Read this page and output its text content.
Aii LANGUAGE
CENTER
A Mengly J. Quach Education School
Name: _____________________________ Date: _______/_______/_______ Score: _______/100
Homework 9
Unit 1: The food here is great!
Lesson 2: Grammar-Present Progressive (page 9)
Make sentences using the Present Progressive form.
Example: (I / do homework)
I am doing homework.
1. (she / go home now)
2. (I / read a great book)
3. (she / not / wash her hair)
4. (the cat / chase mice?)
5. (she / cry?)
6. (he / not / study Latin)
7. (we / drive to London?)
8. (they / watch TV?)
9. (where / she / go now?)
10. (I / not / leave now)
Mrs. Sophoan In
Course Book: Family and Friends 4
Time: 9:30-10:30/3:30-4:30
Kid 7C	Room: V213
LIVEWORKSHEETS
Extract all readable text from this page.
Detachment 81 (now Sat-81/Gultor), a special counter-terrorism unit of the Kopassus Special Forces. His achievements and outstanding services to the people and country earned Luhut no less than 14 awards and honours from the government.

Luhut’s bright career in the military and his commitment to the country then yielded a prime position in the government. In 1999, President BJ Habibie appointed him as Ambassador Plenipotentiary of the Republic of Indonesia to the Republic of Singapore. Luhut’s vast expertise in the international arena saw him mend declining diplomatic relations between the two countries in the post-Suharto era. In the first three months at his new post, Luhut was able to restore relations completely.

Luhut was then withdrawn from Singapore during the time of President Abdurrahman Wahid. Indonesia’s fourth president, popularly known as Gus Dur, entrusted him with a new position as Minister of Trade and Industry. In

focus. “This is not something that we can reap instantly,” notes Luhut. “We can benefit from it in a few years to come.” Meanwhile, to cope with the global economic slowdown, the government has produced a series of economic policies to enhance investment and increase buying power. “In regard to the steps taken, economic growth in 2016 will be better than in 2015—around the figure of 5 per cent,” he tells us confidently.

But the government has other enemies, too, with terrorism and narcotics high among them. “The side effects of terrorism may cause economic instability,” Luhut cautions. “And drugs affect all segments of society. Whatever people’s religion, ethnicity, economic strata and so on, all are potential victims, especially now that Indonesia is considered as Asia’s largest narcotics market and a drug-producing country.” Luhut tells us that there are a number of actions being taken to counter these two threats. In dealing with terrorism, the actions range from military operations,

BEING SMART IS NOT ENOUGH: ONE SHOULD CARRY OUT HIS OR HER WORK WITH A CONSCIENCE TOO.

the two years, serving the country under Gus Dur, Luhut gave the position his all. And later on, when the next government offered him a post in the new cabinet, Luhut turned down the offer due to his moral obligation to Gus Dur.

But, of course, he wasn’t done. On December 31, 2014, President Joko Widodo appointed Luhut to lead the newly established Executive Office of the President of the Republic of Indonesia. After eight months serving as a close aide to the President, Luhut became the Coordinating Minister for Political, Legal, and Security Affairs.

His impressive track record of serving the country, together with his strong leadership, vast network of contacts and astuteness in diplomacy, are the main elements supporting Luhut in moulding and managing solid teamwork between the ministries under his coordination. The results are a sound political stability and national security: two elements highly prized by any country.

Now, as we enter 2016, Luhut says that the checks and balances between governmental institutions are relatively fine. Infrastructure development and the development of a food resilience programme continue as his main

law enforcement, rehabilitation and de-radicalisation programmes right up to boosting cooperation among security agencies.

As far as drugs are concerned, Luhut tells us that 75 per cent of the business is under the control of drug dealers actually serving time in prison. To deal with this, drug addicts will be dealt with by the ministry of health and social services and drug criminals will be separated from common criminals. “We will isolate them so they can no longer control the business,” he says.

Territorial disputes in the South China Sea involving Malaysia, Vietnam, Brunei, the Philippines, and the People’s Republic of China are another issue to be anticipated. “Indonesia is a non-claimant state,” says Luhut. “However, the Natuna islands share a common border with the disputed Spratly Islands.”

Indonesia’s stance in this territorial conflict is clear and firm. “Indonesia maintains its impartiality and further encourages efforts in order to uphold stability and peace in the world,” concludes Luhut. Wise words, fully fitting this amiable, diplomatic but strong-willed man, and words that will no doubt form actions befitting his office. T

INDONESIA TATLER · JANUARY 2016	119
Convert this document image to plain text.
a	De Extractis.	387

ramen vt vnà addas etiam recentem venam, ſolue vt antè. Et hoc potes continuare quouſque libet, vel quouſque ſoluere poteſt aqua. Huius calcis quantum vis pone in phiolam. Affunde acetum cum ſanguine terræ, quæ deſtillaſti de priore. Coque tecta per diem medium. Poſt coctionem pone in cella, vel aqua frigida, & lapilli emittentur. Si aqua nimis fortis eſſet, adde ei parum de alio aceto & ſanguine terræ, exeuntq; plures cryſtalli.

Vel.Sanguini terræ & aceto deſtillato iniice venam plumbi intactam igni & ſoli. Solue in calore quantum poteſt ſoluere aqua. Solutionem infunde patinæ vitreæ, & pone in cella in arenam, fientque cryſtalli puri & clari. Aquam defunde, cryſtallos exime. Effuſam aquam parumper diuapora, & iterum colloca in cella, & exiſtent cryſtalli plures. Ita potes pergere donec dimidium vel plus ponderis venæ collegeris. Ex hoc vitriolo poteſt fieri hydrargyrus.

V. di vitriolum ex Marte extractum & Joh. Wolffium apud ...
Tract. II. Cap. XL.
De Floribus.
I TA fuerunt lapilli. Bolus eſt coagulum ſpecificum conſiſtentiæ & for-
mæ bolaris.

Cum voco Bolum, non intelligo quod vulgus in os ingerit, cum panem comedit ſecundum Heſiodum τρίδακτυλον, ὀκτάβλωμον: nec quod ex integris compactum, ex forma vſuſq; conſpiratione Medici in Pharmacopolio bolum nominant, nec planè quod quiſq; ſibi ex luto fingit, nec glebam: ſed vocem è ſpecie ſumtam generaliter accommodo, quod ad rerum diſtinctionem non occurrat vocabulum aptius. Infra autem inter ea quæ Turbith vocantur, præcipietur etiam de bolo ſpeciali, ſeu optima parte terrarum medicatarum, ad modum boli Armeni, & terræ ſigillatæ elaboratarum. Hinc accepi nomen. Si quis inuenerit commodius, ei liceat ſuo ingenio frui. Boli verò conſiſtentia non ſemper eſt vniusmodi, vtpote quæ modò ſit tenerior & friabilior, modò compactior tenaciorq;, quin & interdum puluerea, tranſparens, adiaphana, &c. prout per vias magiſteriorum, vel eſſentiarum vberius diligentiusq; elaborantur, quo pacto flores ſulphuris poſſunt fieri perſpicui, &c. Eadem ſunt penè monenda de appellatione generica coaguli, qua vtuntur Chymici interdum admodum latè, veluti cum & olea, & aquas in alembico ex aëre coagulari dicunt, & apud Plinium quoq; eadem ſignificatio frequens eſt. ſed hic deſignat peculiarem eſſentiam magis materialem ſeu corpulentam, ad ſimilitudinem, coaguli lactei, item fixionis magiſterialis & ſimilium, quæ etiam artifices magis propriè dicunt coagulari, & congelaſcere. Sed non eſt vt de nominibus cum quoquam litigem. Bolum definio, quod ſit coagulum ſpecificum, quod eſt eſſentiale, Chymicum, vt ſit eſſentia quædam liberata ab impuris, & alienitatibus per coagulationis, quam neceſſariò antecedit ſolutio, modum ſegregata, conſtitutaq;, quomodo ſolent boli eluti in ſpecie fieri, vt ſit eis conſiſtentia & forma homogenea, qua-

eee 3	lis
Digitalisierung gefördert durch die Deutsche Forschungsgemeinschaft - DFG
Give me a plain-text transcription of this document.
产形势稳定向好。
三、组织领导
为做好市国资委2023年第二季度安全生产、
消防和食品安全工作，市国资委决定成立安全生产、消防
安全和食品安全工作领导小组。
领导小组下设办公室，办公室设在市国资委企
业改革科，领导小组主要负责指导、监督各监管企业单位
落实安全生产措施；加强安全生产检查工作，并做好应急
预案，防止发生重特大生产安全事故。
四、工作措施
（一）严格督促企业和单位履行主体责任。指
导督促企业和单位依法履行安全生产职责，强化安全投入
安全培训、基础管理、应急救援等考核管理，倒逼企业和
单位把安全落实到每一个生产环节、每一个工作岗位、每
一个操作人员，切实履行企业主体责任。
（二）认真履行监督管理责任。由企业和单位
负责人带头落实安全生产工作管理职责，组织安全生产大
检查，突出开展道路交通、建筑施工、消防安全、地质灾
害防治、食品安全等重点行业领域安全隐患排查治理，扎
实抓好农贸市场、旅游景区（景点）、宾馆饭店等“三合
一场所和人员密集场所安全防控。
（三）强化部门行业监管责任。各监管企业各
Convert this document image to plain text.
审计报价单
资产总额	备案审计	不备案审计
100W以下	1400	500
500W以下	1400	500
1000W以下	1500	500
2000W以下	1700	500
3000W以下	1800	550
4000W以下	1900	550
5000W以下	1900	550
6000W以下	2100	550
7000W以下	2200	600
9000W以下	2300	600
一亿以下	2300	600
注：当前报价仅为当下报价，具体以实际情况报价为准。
===
Which lines contain the word "Present"? Return each of them.

Lesson 2: Grammar-Present Progressive (page 9)
Make sentences using the Present Progressive form.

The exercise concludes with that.